▶ **Records provided**
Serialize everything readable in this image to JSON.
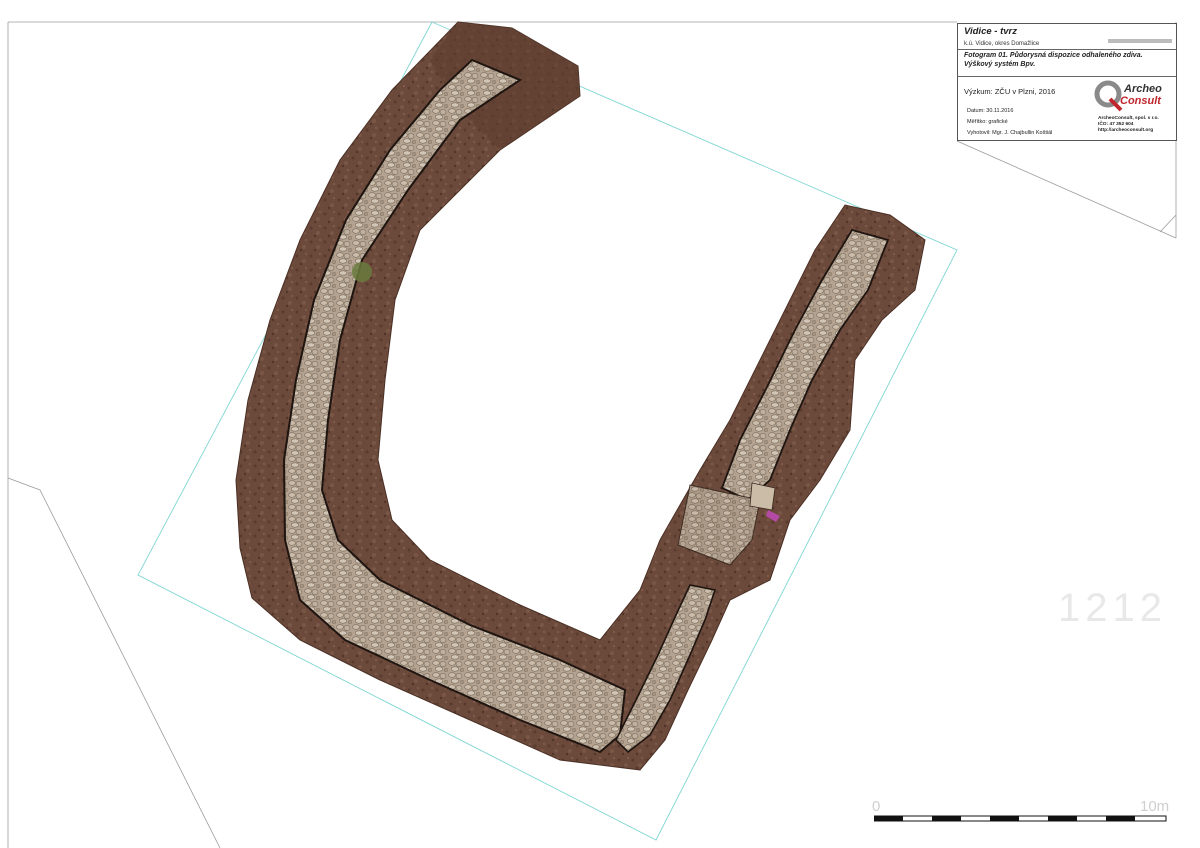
{
  "title_block": {
    "site_title": "Vidice - tvrz",
    "location": "k.ú. Vidice, okres Domažlice",
    "description_line1": "Fotogram 01. Půdorysná dispozice odhaleného zdiva.",
    "description_line2": "Výškový systém Bpv.",
    "research": "Výzkum: ZČU v Plzni, 2016",
    "date": "Datum: 30.11.2016",
    "scale": "Měřítko: grafické",
    "author": "Vyhotovil: Mgr. J. Chajbullin Koštiál",
    "logo_word1": "Archeo",
    "logo_word2": "Consult",
    "company_name": "ArcheoConsult, spol. s r.o.",
    "company_ico": "IČO: 47 352 604",
    "company_web": "http://archeoconsult.org"
  },
  "parcel_number": "1212",
  "scale_bar": {
    "start_label": "0",
    "end_label": "10m"
  },
  "colors": {
    "soil": "#6e4b3a",
    "soil_dark": "#4f3327",
    "masonry": "#b7a896",
    "frame_line": "#7fd6d2",
    "cadastral_line": "#9c9c9c",
    "logo_red": "#c0262d"
  }
}
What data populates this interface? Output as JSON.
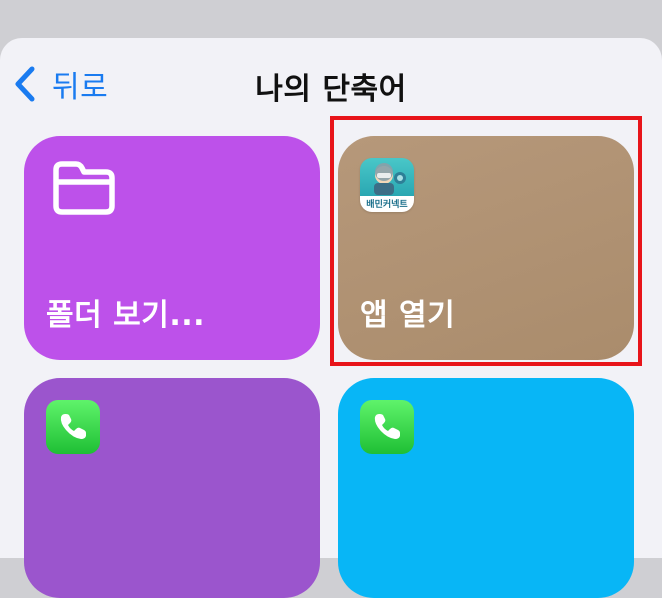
{
  "nav": {
    "back_label": "뒤로",
    "title": "나의 단축어"
  },
  "tiles": {
    "folder": {
      "label": "폴더 보기...",
      "color": "#bd51ea",
      "icon": "folder-icon"
    },
    "app": {
      "label": "앱 열기",
      "icon_text": "배민커넥트",
      "color": "#b09274",
      "icon": "app-icon"
    },
    "call1": {
      "color": "#9b55cd",
      "icon": "phone-icon"
    },
    "call2": {
      "color": "#08b6f6",
      "icon": "phone-icon"
    }
  },
  "colors": {
    "accent": "#1a7bf0",
    "highlight": "#e8141a",
    "sheet_bg": "#f2f2f7"
  }
}
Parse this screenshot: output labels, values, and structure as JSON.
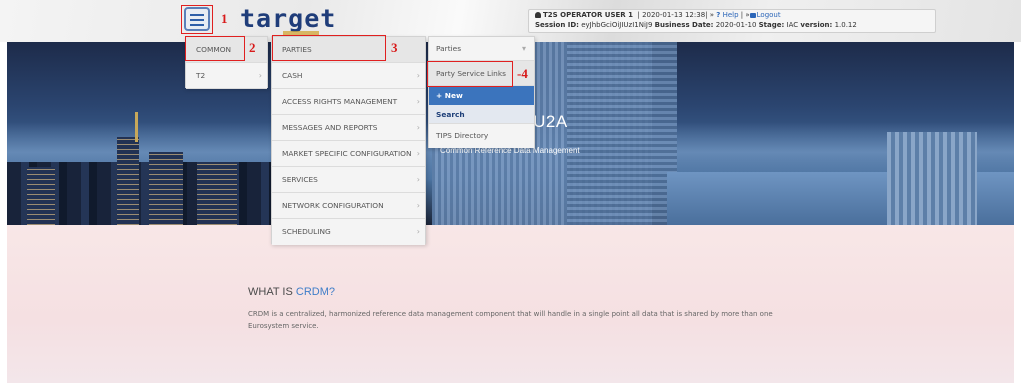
{
  "header": {
    "logo": "target",
    "user": {
      "line1": {
        "user": "T2S OPERATOR USER 1",
        "separator1": "|",
        "datetime": "2020-01-13 12:38",
        "separator2": "| »",
        "help_label": "Help",
        "separator3": "| »",
        "logout_label": "Logout"
      },
      "line2": {
        "session_label": "Session ID:",
        "session_value": "eyJhbGciOiJIUzI1NiJ9",
        "business_date_label": "Business Date:",
        "business_date_value": "2020-01-10",
        "stage_label": "Stage:",
        "stage_value": "IAC",
        "version_label": "version:",
        "version_value": "1.0.12"
      }
    }
  },
  "hero": {
    "title": "CRDM-U2A",
    "subtitle": "Common Reference Data Management"
  },
  "main": {
    "what_title": "WHAT IS ",
    "what_accent": "CRDM?",
    "what_body": "CRDM is a centralized, harmonized reference data management component that will handle in a single point all data that is shared by more than one Eurosystem service."
  },
  "menu_level1": {
    "items": [
      {
        "label": "COMMON"
      },
      {
        "label": "T2"
      }
    ]
  },
  "menu_level2": {
    "items": [
      {
        "label": "PARTIES"
      },
      {
        "label": "CASH"
      },
      {
        "label": "ACCESS RIGHTS MANAGEMENT"
      },
      {
        "label": "MESSAGES AND REPORTS"
      },
      {
        "label": "MARKET SPECIFIC CONFIGURATION"
      },
      {
        "label": "SERVICES"
      },
      {
        "label": "NETWORK CONFIGURATION"
      },
      {
        "label": "SCHEDULING"
      }
    ]
  },
  "menu_level3": {
    "items": [
      {
        "label": "Parties"
      },
      {
        "label": "Party Service Links"
      },
      {
        "label": "+ New"
      },
      {
        "label": "Search"
      },
      {
        "label": "TIPS Directory"
      }
    ]
  },
  "annotations": {
    "n1": "1",
    "n2": "2",
    "n3": "3",
    "n4": "-4"
  },
  "colors": {
    "annotation": "#e02020",
    "brand": "#1f3d7a",
    "accent": "#3f7ec9"
  }
}
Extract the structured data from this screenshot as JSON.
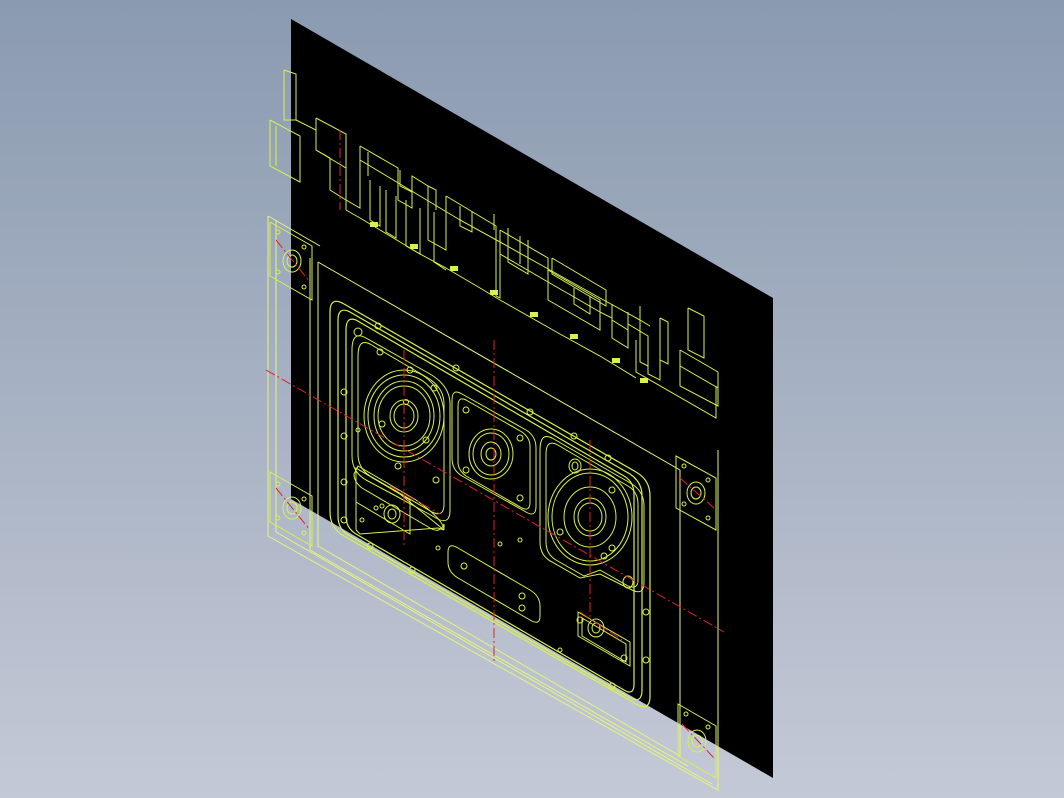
{
  "viewport": {
    "background_top": "#8A9AB0",
    "background_bottom": "#C4C9D6"
  },
  "drawing": {
    "sheet_color": "#000000",
    "line_color": "#D8F050",
    "frame_color": "#E6F57A",
    "centerline_color": "#E0202A",
    "view_style": "isometric wireframe CAD model (mold plate assembly)"
  }
}
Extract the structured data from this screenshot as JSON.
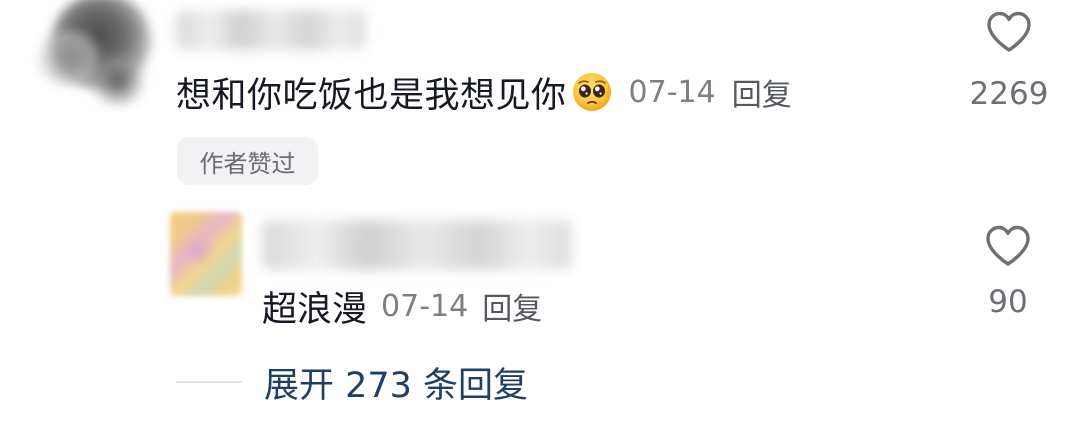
{
  "comment": {
    "text": "想和你吃饭也是我想见你",
    "emoji": "pleading-face",
    "date": "07-14",
    "reply_label": "回复",
    "author_badge": "作者赞过",
    "like_count": "2269"
  },
  "reply": {
    "text": "超浪漫",
    "date": "07-14",
    "reply_label": "回复",
    "like_count": "90"
  },
  "expand": {
    "label": "展开 273 条回复"
  },
  "colors": {
    "text": "#161823",
    "meta": "#7d7f85",
    "expand": "#1f3f66",
    "badge_bg": "#f2f2f4"
  },
  "icons": {
    "like": "heart-outline-icon"
  }
}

▶ **Written request**
Would you return the data exactly as written, without the pictures?

▶ **Finished answer**
Serialize everything readable in this image to JSON.
{
  "title_block": {
    "site_title": "Vidice - tvrz",
    "location": "k.ú. Vidice, okres Domažlice",
    "description_line1": "Fotogram 01. Půdorysná dispozice odhaleného zdiva.",
    "description_line2": "Výškový systém Bpv.",
    "research": "Výzkum: ZČU v Plzni, 2016",
    "date": "Datum: 30.11.2016",
    "scale": "Měřítko: grafické",
    "author": "Vyhotovil: Mgr. J. Chajbullin Koštiál",
    "logo_word1": "Archeo",
    "logo_word2": "Consult",
    "company_name": "ArcheoConsult, spol. s r.o.",
    "company_ico": "IČO: 47 352 604",
    "company_web": "http://archeoconsult.org"
  },
  "parcel_number": "1212",
  "scale_bar": {
    "start_label": "0",
    "end_label": "10m"
  },
  "colors": {
    "soil": "#6e4b3a",
    "soil_dark": "#4f3327",
    "masonry": "#b7a896",
    "frame_line": "#7fd6d2",
    "cadastral_line": "#9c9c9c",
    "logo_red": "#c0262d"
  }
}
What data populates this interface? Output as JSON.
{
  "nav": {
    "back_label": "뒤로",
    "title": "나의 단축어"
  },
  "tiles": {
    "folder": {
      "label": "폴더 보기...",
      "color": "#bd51ea",
      "icon": "folder-icon"
    },
    "app": {
      "label": "앱 열기",
      "icon_text": "배민커넥트",
      "color": "#b09274",
      "icon": "app-icon"
    },
    "call1": {
      "color": "#9b55cd",
      "icon": "phone-icon"
    },
    "call2": {
      "color": "#08b6f6",
      "icon": "phone-icon"
    }
  },
  "colors": {
    "accent": "#1a7bf0",
    "highlight": "#e8141a",
    "sheet_bg": "#f2f2f7"
  }
}
Parse this screenshot: output labels, values, and structure as JSON.
{
  "header": {
    "logo": "target",
    "user": {
      "line1": {
        "user": "T2S OPERATOR USER 1",
        "separator1": "|",
        "datetime": "2020-01-13 12:38",
        "separator2": "| »",
        "help_label": "Help",
        "separator3": "| »",
        "logout_label": "Logout"
      },
      "line2": {
        "session_label": "Session ID:",
        "session_value": "eyJhbGciOiJIUzI1NiJ9",
        "business_date_label": "Business Date:",
        "business_date_value": "2020-01-10",
        "stage_label": "Stage:",
        "stage_value": "IAC",
        "version_label": "version:",
        "version_value": "1.0.12"
      }
    }
  },
  "hero": {
    "title": "CRDM-U2A",
    "subtitle": "Common Reference Data Management"
  },
  "main": {
    "what_title": "WHAT IS ",
    "what_accent": "CRDM?",
    "what_body": "CRDM is a centralized, harmonized reference data management component that will handle in a single point all data that is shared by more than one Eurosystem service."
  },
  "menu_level1": {
    "items": [
      {
        "label": "COMMON"
      },
      {
        "label": "T2"
      }
    ]
  },
  "menu_level2": {
    "items": [
      {
        "label": "PARTIES"
      },
      {
        "label": "CASH"
      },
      {
        "label": "ACCESS RIGHTS MANAGEMENT"
      },
      {
        "label": "MESSAGES AND REPORTS"
      },
      {
        "label": "MARKET SPECIFIC CONFIGURATION"
      },
      {
        "label": "SERVICES"
      },
      {
        "label": "NETWORK CONFIGURATION"
      },
      {
        "label": "SCHEDULING"
      }
    ]
  },
  "menu_level3": {
    "items": [
      {
        "label": "Parties"
      },
      {
        "label": "Party Service Links"
      },
      {
        "label": "+ New"
      },
      {
        "label": "Search"
      },
      {
        "label": "TIPS Directory"
      }
    ]
  },
  "annotations": {
    "n1": "1",
    "n2": "2",
    "n3": "3",
    "n4": "-4"
  },
  "colors": {
    "annotation": "#e02020",
    "brand": "#1f3d7a",
    "accent": "#3f7ec9"
  }
}
Extract the structured data from this screenshot as JSON.
{
  "viewport": {
    "background_top": "#8A9AB0",
    "background_bottom": "#C4C9D6"
  },
  "drawing": {
    "sheet_color": "#000000",
    "line_color": "#D8F050",
    "frame_color": "#E6F57A",
    "centerline_color": "#E0202A",
    "view_style": "isometric wireframe CAD model (mold plate assembly)"
  }
}
Extract the structured data from this screenshot as JSON.
{
  "comment": {
    "text": "想和你吃饭也是我想见你",
    "emoji": "pleading-face",
    "date": "07-14",
    "reply_label": "回复",
    "author_badge": "作者赞过",
    "like_count": "2269"
  },
  "reply": {
    "text": "超浪漫",
    "date": "07-14",
    "reply_label": "回复",
    "like_count": "90"
  },
  "expand": {
    "label": "展开 273 条回复"
  },
  "colors": {
    "text": "#161823",
    "meta": "#7d7f85",
    "expand": "#1f3f66",
    "badge_bg": "#f2f2f4"
  },
  "icons": {
    "like": "heart-outline-icon"
  }
}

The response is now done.